Exercise brief: Write out each line exactly as it stands, please.

----- Material supplied

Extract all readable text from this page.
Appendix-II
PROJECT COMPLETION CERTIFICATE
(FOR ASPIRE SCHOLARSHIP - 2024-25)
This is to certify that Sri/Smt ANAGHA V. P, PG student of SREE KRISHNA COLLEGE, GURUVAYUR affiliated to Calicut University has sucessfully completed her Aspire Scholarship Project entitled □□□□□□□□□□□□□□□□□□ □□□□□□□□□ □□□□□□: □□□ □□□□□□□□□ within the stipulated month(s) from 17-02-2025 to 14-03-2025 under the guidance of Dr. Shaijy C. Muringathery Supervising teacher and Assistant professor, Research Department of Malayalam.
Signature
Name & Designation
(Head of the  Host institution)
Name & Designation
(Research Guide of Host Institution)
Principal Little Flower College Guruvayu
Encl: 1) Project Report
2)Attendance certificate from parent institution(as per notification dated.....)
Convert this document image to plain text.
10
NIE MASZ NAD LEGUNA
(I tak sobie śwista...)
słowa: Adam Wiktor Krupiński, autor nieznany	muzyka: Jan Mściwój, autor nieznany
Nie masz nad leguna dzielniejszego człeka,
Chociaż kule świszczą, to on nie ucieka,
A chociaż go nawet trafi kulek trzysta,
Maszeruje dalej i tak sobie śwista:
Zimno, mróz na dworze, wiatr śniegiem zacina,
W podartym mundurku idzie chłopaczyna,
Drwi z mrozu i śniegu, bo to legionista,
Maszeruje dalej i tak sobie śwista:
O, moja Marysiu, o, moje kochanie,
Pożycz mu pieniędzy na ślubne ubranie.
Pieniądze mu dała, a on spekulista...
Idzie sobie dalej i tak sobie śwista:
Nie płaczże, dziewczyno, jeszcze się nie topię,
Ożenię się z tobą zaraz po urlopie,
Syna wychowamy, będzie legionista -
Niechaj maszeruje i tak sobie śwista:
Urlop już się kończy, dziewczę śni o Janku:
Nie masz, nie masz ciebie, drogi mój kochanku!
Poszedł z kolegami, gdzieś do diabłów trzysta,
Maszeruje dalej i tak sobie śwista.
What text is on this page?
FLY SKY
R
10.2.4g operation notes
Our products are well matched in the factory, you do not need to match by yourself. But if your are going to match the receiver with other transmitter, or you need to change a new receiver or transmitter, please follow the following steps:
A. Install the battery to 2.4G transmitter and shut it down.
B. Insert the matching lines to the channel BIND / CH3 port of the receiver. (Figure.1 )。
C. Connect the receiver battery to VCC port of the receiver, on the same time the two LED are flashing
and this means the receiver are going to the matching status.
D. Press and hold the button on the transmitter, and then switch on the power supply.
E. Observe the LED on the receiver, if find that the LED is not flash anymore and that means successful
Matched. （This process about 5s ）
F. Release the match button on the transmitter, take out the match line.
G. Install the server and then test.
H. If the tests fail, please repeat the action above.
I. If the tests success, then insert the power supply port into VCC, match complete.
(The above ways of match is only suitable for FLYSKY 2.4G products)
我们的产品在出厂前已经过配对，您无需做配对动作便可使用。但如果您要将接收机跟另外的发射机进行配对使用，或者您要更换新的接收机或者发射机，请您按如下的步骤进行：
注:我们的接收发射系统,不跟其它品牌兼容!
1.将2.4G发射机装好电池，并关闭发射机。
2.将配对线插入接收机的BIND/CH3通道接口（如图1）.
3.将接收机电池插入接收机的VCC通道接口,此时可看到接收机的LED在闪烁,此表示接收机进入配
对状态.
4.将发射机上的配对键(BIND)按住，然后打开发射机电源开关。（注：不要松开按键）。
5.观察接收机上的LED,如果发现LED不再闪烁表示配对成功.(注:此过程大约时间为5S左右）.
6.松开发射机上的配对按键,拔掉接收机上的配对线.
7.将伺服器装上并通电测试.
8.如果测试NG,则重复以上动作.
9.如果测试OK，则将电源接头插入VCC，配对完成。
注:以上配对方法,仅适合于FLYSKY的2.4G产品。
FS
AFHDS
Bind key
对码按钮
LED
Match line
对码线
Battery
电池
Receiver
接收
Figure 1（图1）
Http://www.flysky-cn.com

----------

Result for this exercise:
Extract all readable text from this page.
Appendix-II
PROJECT COMPLETION CERTIFICATE
(FOR ASPIRE SCHOLARSHIP - 2024-25)
This is to certify that Sri/Smt ANAGHA V. P, PG student of SREE KRISHNA COLLEGE, GURUVAYUR affiliated to Calicut University has sucessfully completed her Aspire Scholarship Project entitled □□□□□□□□□□□□□□□□□□ □□□□□□□□□ □□□□□□: □□□ □□□□□□□□□ within the stipulated month(s) from 17-02-2025 to 14-03-2025 under the guidance of Dr. Shaijy C. Muringathery Supervising teacher and Assistant professor, Research Department of Malayalam.
Signature
Name & Designation
(Head of the  Host institution)
Name & Designation
(Research Guide of Host Institution)
Principal Little Flower College Guruvayu
Encl: 1) Project Report
2)Attendance certificate from parent institution(as per notification dated.....)
Convert this document image to plain text.
10
NIE MASZ NAD LEGUNA
(I tak sobie śwista...)
słowa: Adam Wiktor Krupiński, autor nieznany	muzyka: Jan Mściwój, autor nieznany
Nie masz nad leguna dzielniejszego człeka,
Chociaż kule świszczą, to on nie ucieka,
A chociaż go nawet trafi kulek trzysta,
Maszeruje dalej i tak sobie śwista:
Zimno, mróz na dworze, wiatr śniegiem zacina,
W podartym mundurku idzie chłopaczyna,
Drwi z mrozu i śniegu, bo to legionista,
Maszeruje dalej i tak sobie śwista:
O, moja Marysiu, o, moje kochanie,
Pożycz mu pieniędzy na ślubne ubranie.
Pieniądze mu dała, a on spekulista...
Idzie sobie dalej i tak sobie śwista:
Nie płaczże, dziewczyno, jeszcze się nie topię,
Ożenię się z tobą zaraz po urlopie,
Syna wychowamy, będzie legionista -
Niechaj maszeruje i tak sobie śwista:
Urlop już się kończy, dziewczę śni o Janku:
Nie masz, nie masz ciebie, drogi mój kochanku!
Poszedł z kolegami, gdzieś do diabłów trzysta,
Maszeruje dalej i tak sobie śwista.
What text is on this page?
FLY SKY
R
10.2.4g operation notes
Our products are well matched in the factory, you do not need to match by yourself. But if your are going to match the receiver with other transmitter, or you need to change a new receiver or transmitter, please follow the following steps:
A. Install the battery to 2.4G transmitter and shut it down.
B. Insert the matching lines to the channel BIND / CH3 port of the receiver. (Figure.1 )。
C. Connect the receiver battery to VCC port of the receiver, on the same time the two LED are flashing
and this means the receiver are going to the matching status.
D. Press and hold the button on the transmitter, and then switch on the power supply.
E. Observe the LED on the receiver, if find that the LED is not flash anymore and that means successful
Matched. （This process about 5s ）
F. Release the match button on the transmitter, take out the match line.
G. Install the server and then test.
H. If the tests fail, please repeat the action above.
I. If the tests success, then insert the power supply port into VCC, match complete.
(The above ways of match is only suitable for FLYSKY 2.4G products)
我们的产品在出厂前已经过配对，您无需做配对动作便可使用。但如果您要将接收机跟另外的发射机进行配对使用，或者您要更换新的接收机或者发射机，请您按如下的步骤进行：
注:我们的接收发射系统,不跟其它品牌兼容!
1.将2.4G发射机装好电池，并关闭发射机。
2.将配对线插入接收机的BIND/CH3通道接口（如图1）.
3.将接收机电池插入接收机的VCC通道接口,此时可看到接收机的LED在闪烁,此表示接收机进入配
对状态.
4.将发射机上的配对键(BIND)按住，然后打开发射机电源开关。（注：不要松开按键）。
5.观察接收机上的LED,如果发现LED不再闪烁表示配对成功.(注:此过程大约时间为5S左右）.
6.松开发射机上的配对按键,拔掉接收机上的配对线.
7.将伺服器装上并通电测试.
8.如果测试NG,则重复以上动作.
9.如果测试OK，则将电源接头插入VCC，配对完成。
注:以上配对方法,仅适合于FLYSKY的2.4G产品。
FS
AFHDS
Bind key
对码按钮
LED
Match line
对码线
Battery
电池
Receiver
接收
Figure 1（图1）
Http://www.flysky-cn.com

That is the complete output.